Data entries for graphics
= = = = =
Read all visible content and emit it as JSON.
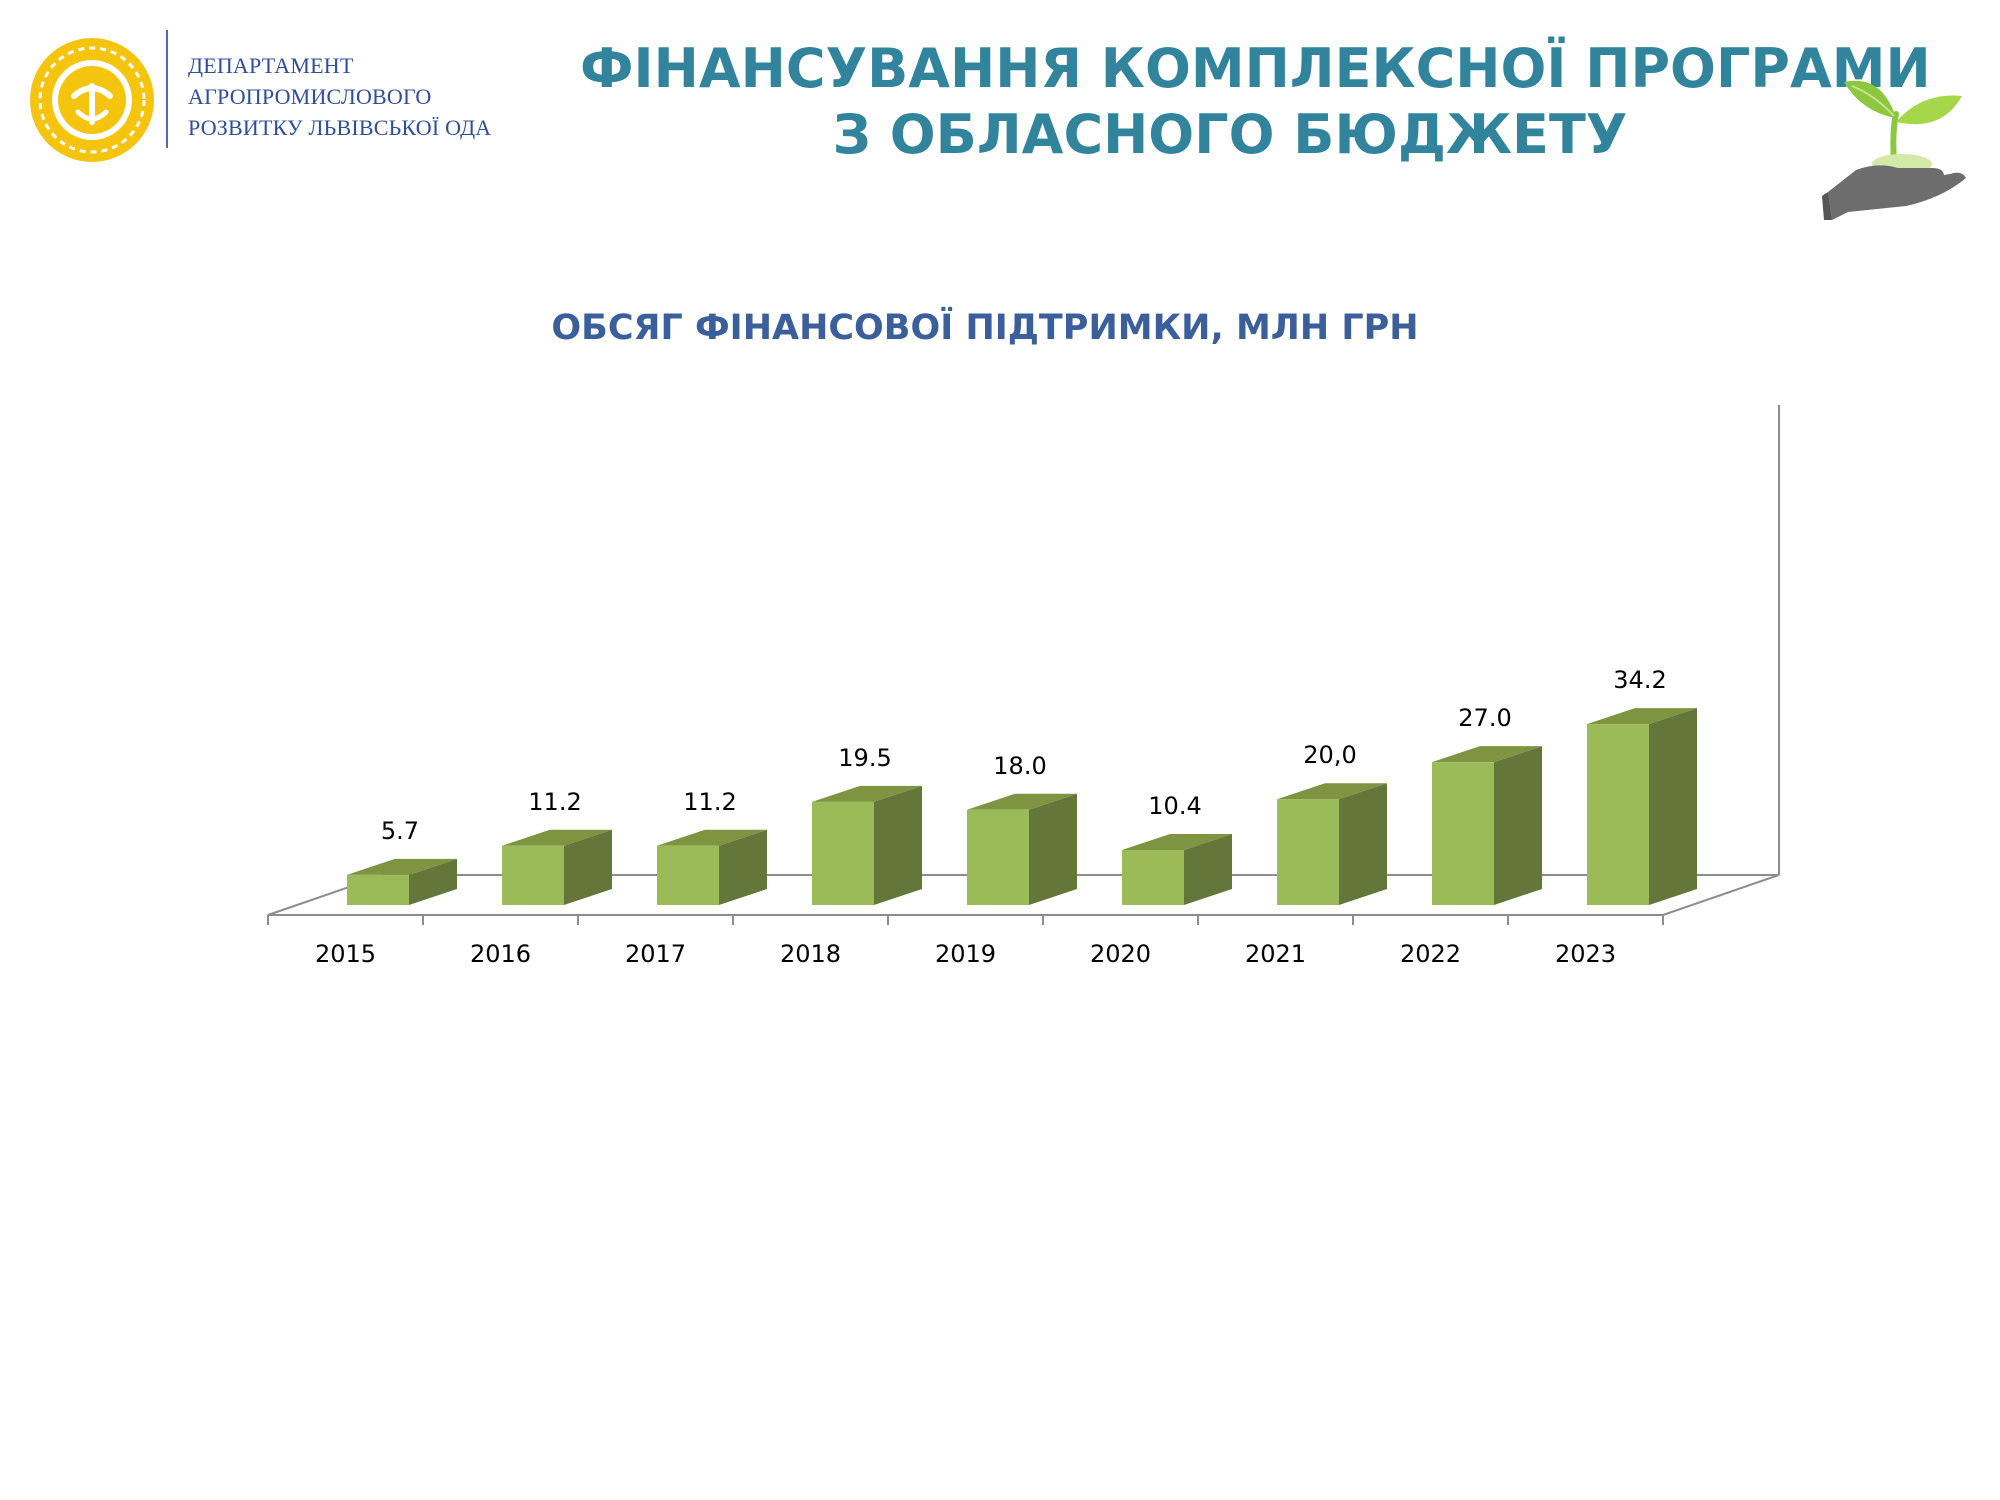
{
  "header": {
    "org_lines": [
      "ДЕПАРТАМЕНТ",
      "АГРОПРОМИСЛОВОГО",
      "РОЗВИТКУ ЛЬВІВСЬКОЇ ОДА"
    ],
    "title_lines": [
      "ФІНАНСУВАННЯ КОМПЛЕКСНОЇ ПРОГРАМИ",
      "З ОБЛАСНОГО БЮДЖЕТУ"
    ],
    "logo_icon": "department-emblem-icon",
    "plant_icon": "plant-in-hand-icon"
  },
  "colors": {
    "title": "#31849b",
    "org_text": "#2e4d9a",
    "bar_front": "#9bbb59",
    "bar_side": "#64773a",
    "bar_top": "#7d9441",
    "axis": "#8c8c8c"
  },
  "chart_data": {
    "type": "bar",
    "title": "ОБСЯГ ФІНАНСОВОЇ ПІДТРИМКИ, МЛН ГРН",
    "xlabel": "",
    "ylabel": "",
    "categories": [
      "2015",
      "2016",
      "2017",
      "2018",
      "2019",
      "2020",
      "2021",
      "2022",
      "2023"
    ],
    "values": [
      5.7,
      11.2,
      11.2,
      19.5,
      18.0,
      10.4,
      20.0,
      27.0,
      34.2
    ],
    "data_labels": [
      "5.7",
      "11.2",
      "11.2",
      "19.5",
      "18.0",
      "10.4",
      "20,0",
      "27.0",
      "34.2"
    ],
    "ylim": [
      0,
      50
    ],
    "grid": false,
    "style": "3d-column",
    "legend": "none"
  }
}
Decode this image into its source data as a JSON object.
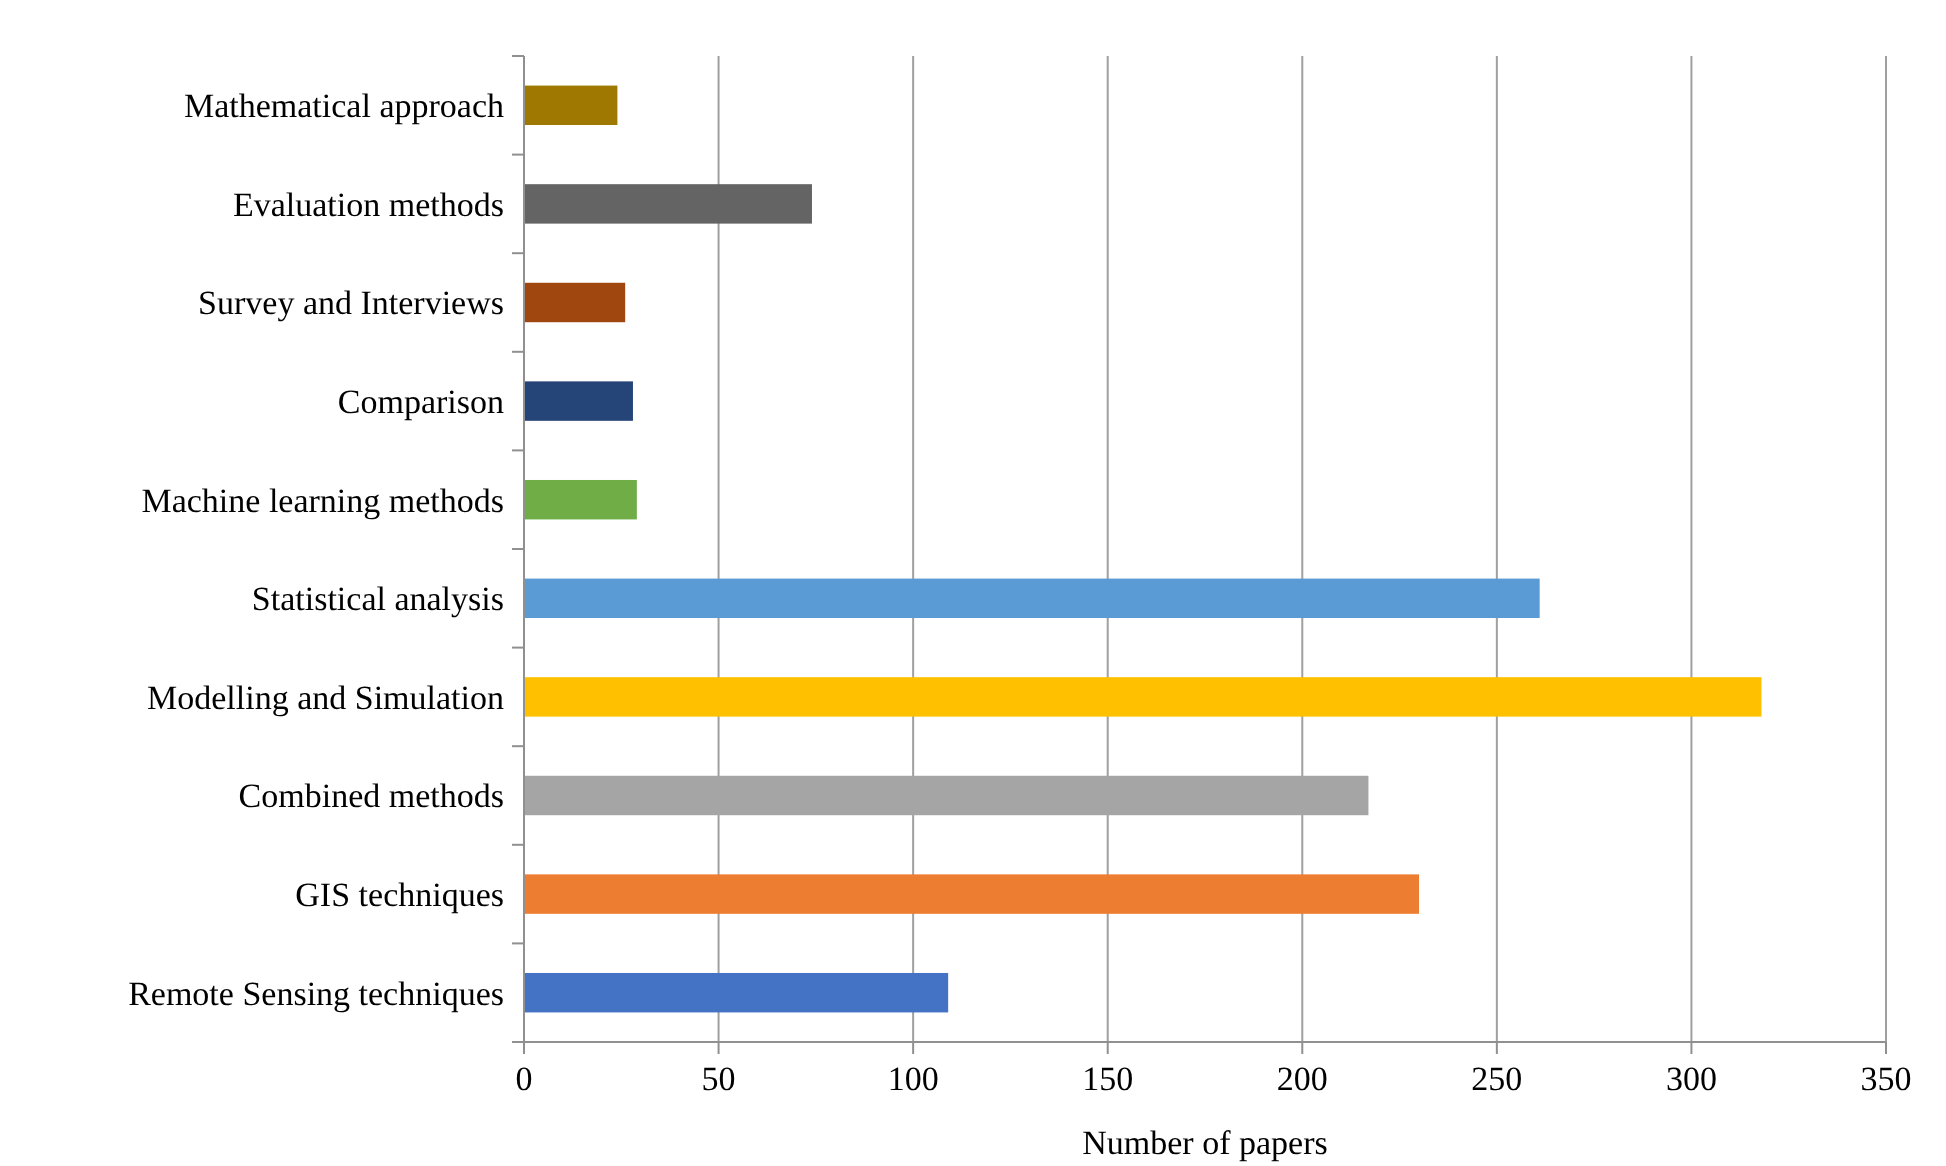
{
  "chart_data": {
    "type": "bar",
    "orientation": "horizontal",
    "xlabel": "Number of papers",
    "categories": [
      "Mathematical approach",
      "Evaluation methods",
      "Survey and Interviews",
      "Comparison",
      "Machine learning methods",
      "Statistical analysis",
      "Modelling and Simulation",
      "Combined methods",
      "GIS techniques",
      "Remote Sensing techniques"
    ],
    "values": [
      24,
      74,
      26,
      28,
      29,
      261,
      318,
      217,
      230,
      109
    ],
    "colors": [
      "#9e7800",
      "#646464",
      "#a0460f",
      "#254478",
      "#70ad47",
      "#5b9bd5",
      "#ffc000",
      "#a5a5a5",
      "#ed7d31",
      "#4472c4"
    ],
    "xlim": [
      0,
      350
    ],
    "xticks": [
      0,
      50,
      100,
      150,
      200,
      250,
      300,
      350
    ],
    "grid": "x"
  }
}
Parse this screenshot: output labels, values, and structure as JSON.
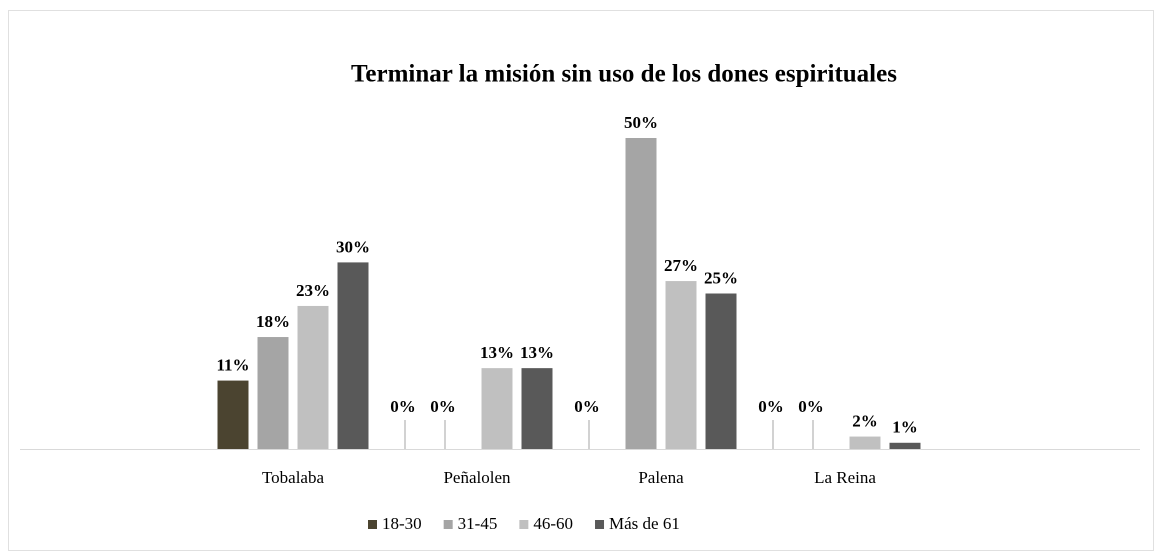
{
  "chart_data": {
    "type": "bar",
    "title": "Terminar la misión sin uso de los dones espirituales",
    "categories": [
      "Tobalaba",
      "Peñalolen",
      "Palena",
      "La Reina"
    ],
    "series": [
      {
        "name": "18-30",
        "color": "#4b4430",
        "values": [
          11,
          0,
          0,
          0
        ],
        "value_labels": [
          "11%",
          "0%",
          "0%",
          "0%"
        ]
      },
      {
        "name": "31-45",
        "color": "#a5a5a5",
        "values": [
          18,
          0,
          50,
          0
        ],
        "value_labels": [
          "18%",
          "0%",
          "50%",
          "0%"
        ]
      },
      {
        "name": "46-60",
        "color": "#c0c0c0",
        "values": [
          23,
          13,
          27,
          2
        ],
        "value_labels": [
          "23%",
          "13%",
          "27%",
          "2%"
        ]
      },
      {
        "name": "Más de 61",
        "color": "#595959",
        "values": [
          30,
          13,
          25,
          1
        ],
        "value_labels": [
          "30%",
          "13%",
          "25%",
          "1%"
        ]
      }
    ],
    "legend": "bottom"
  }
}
= = = = =
# Given exercise
Each line of the material must be retyped exactly, except that images are omitted.

# Finished answer
Read all visible content and emit it as JSON.
{
  "header": {
    "org_lines": [
      "ДЕПАРТАМЕНТ",
      "АГРОПРОМИСЛОВОГО",
      "РОЗВИТКУ ЛЬВІВСЬКОЇ ОДА"
    ],
    "title_lines": [
      "ФІНАНСУВАННЯ КОМПЛЕКСНОЇ ПРОГРАМИ",
      "З ОБЛАСНОГО БЮДЖЕТУ"
    ],
    "logo_icon": "department-emblem-icon",
    "plant_icon": "plant-in-hand-icon"
  },
  "colors": {
    "title": "#31849b",
    "org_text": "#2e4d9a",
    "bar_front": "#9bbb59",
    "bar_side": "#64773a",
    "bar_top": "#7d9441",
    "axis": "#8c8c8c"
  },
  "chart_data": {
    "type": "bar",
    "title": "ОБСЯГ ФІНАНСОВОЇ ПІДТРИМКИ, МЛН ГРН",
    "xlabel": "",
    "ylabel": "",
    "categories": [
      "2015",
      "2016",
      "2017",
      "2018",
      "2019",
      "2020",
      "2021",
      "2022",
      "2023"
    ],
    "values": [
      5.7,
      11.2,
      11.2,
      19.5,
      18.0,
      10.4,
      20.0,
      27.0,
      34.2
    ],
    "data_labels": [
      "5.7",
      "11.2",
      "11.2",
      "19.5",
      "18.0",
      "10.4",
      "20,0",
      "27.0",
      "34.2"
    ],
    "ylim": [
      0,
      50
    ],
    "grid": false,
    "style": "3d-column",
    "legend": "none"
  }
}
Decode this image into its source data as a JSON object.
{
  "chart_data": {
    "type": "bar",
    "orientation": "horizontal",
    "xlabel": "Number of papers",
    "categories": [
      "Mathematical approach",
      "Evaluation methods",
      "Survey and Interviews",
      "Comparison",
      "Machine learning methods",
      "Statistical analysis",
      "Modelling and Simulation",
      "Combined methods",
      "GIS techniques",
      "Remote Sensing techniques"
    ],
    "values": [
      24,
      74,
      26,
      28,
      29,
      261,
      318,
      217,
      230,
      109
    ],
    "colors": [
      "#9e7800",
      "#646464",
      "#a0460f",
      "#254478",
      "#70ad47",
      "#5b9bd5",
      "#ffc000",
      "#a5a5a5",
      "#ed7d31",
      "#4472c4"
    ],
    "xlim": [
      0,
      350
    ],
    "xticks": [
      0,
      50,
      100,
      150,
      200,
      250,
      300,
      350
    ],
    "grid": "x"
  }
}
Parse this screenshot: output labels, values, and structure as JSON.
{
  "chart_data": {
    "type": "bar",
    "title": "Terminar la misión sin uso de los dones espirituales",
    "categories": [
      "Tobalaba",
      "Peñalolen",
      "Palena",
      "La Reina"
    ],
    "series": [
      {
        "name": "18-30",
        "color": "#4b4430",
        "values": [
          11,
          0,
          0,
          0
        ],
        "value_labels": [
          "11%",
          "0%",
          "0%",
          "0%"
        ]
      },
      {
        "name": "31-45",
        "color": "#a5a5a5",
        "values": [
          18,
          0,
          50,
          0
        ],
        "value_labels": [
          "18%",
          "0%",
          "50%",
          "0%"
        ]
      },
      {
        "name": "46-60",
        "color": "#c0c0c0",
        "values": [
          23,
          13,
          27,
          2
        ],
        "value_labels": [
          "23%",
          "13%",
          "27%",
          "2%"
        ]
      },
      {
        "name": "Más de 61",
        "color": "#595959",
        "values": [
          30,
          13,
          25,
          1
        ],
        "value_labels": [
          "30%",
          "13%",
          "25%",
          "1%"
        ]
      }
    ],
    "legend": "bottom"
  }
}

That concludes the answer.